## REQUIREMENTS
Gather each line containing the string "should" from these entries.

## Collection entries
>>>>

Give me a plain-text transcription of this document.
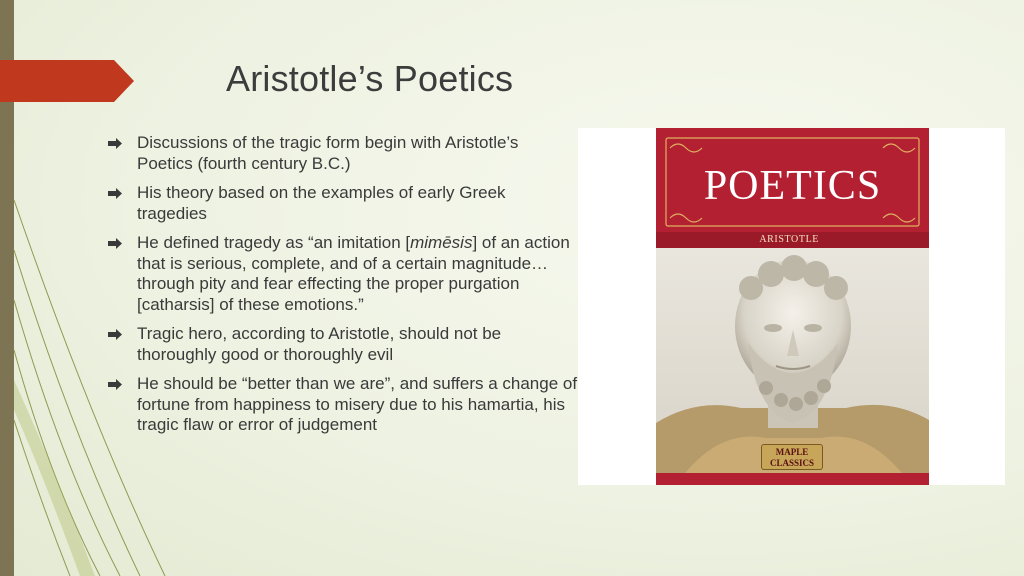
Aristotle’s Poetics
Discussions of the tragic form begin with Aristotle’s Poetics (fourth century B.C.)
His theory based on the examples of early Greek tragedies
He defined tragedy as “an imitation [mimēsis] of an action that is serious, complete, and of a certain magnitude…through pity and fear effecting the proper purgation [catharsis] of these emotions.”
Tragic hero, according to Aristotle, should not be thoroughly good or thoroughly evil
He should be “better than we are”, and suffers a change of fortune from happiness to misery due to his hamartia, his tragic flaw or error of judgement
POETICS
ARISTOTLE
MAPLE
CLASSICS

<<<<

## ANSWER TO THE PROBLEM
Tragic hero, according to Aristotle, should not be thoroughly good or thoroughly evil
He should be “better than we are”, and suffers a change of fortune from happiness to misery due to his hamartia, his tragic flaw or error of judgement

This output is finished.